Objective:
Pull each line holding "Height" out of the entries below.
--- Begin Raw data ---
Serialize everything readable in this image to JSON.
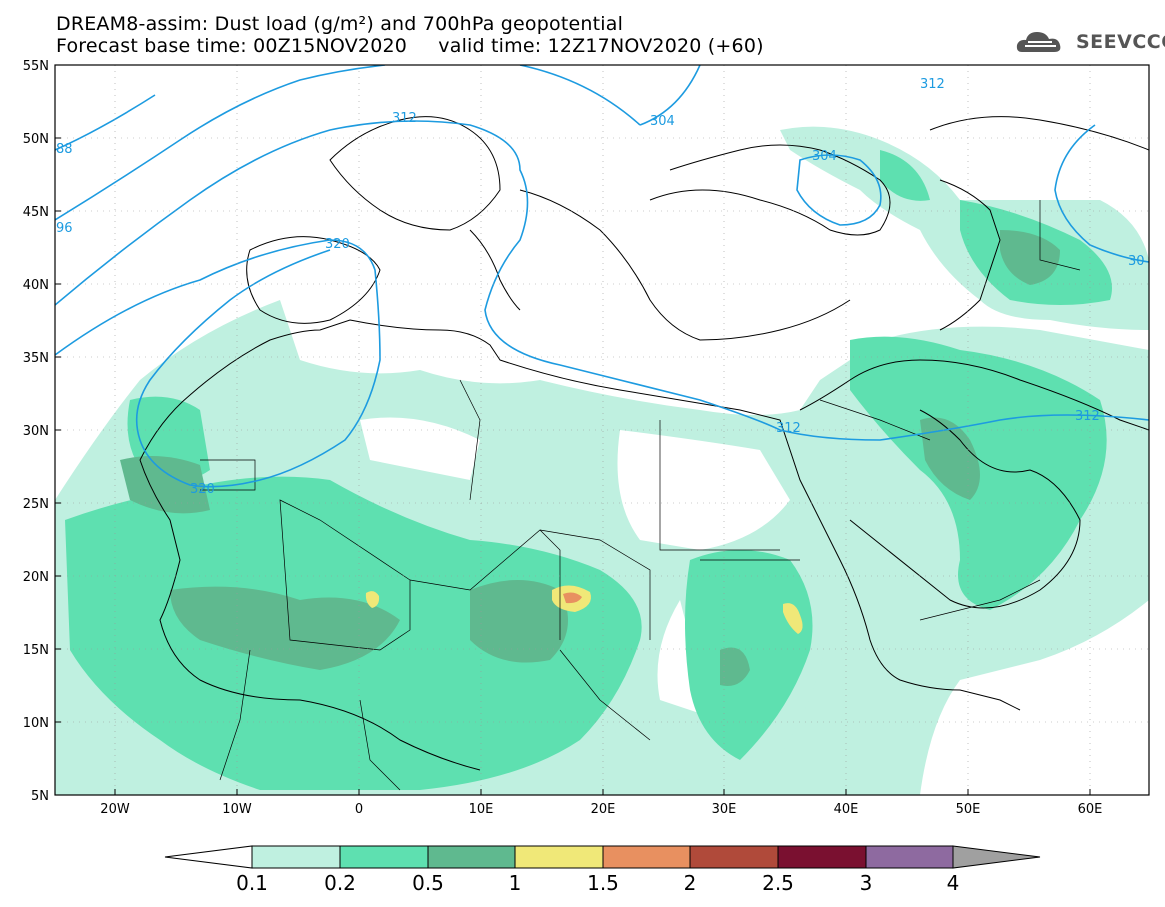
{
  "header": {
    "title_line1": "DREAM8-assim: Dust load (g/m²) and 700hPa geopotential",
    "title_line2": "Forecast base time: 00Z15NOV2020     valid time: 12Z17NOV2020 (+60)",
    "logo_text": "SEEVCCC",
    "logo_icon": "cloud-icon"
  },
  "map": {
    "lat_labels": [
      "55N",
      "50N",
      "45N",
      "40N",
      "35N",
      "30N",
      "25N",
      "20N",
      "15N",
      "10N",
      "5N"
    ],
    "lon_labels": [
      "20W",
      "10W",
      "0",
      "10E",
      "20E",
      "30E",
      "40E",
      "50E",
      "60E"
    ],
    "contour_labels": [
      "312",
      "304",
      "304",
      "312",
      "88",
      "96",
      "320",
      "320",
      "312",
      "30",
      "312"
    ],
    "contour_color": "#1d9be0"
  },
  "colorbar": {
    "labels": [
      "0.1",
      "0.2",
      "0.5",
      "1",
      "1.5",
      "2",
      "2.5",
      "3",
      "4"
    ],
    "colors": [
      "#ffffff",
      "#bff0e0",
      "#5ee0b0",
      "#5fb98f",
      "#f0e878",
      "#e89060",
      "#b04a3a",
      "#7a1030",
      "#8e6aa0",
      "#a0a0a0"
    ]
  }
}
--- End Raw data ---
--- Begin Raw data ---
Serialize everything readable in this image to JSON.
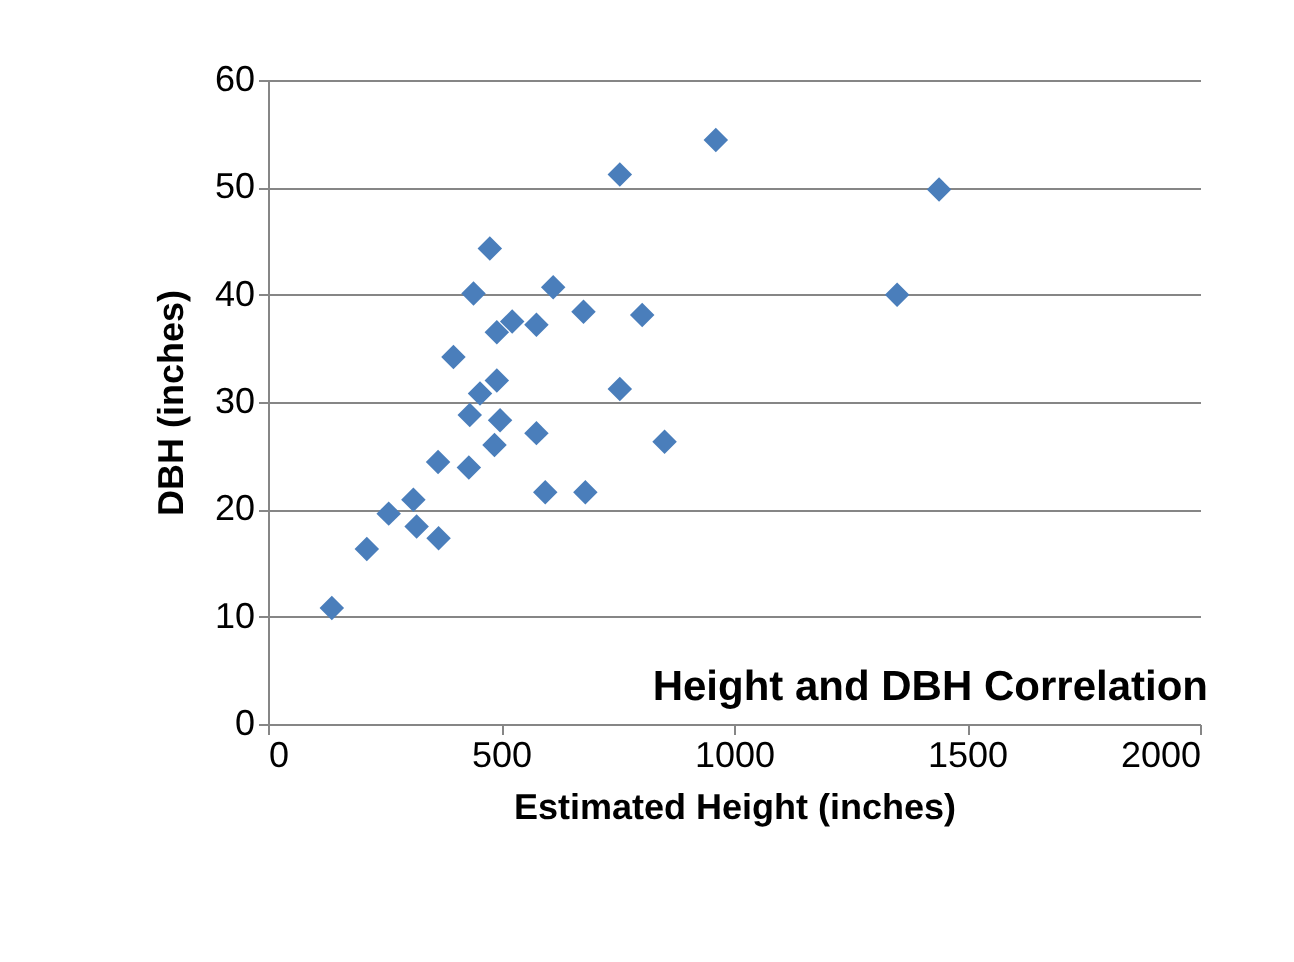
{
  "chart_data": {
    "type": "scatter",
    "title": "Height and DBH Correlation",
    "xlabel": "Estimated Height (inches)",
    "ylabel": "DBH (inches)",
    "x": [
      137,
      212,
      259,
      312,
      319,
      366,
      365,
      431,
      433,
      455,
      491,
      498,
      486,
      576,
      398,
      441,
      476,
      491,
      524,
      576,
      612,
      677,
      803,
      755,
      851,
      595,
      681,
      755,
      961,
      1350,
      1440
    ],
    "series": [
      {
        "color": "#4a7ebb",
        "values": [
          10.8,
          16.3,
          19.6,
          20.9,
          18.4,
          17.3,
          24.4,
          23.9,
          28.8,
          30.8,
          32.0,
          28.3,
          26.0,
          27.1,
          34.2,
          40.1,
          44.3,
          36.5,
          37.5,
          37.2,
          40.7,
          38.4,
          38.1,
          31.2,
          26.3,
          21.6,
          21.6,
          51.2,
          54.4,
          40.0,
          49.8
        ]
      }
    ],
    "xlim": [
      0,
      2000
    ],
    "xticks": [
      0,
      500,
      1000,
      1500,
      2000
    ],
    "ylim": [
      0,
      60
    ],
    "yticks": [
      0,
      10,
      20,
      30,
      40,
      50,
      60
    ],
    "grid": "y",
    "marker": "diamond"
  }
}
--- End Raw data ---
Result of this exercise:
    "title": "Height and DBH Correlation",
    "xlabel": "Estimated Height (inches)",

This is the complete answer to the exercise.